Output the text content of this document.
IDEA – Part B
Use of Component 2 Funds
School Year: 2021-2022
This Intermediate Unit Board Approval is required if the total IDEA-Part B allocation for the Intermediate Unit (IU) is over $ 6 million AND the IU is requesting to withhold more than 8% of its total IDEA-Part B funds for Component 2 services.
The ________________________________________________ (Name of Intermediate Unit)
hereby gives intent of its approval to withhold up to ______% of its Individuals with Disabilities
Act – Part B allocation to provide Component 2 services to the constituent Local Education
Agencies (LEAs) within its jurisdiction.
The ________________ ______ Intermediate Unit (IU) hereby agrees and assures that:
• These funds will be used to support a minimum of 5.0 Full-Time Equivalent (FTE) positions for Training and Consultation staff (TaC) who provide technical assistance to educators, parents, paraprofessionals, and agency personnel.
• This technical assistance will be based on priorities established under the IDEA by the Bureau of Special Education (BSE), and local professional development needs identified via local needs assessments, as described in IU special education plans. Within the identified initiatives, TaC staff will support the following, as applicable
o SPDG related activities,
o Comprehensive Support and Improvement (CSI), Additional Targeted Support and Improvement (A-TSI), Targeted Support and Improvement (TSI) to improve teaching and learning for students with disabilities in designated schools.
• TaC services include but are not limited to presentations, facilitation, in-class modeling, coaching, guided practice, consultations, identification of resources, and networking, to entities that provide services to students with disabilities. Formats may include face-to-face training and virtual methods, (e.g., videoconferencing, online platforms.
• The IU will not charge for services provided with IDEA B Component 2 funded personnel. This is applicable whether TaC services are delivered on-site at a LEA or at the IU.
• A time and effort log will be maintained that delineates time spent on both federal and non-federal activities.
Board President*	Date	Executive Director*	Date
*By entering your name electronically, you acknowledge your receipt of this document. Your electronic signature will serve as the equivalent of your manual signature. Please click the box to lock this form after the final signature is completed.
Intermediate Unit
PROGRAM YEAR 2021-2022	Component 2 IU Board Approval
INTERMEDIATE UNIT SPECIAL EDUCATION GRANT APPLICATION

Problem description - Read through the entries and copy each line in which "that" appears.

Solved exercise -
The ________________ ______ Intermediate Unit (IU) hereby agrees and assures that:
• TaC services include but are not limited to presentations, facilitation, in-class modeling, coaching, guided practice, consultations, identification of resources, and networking, to entities that provide services to students with disabilities. Formats may include face-to-face training and virtual methods, (e.g., videoconferencing, online platforms.
• A time and effort log will be maintained that delineates time spent on both federal and non-federal activities.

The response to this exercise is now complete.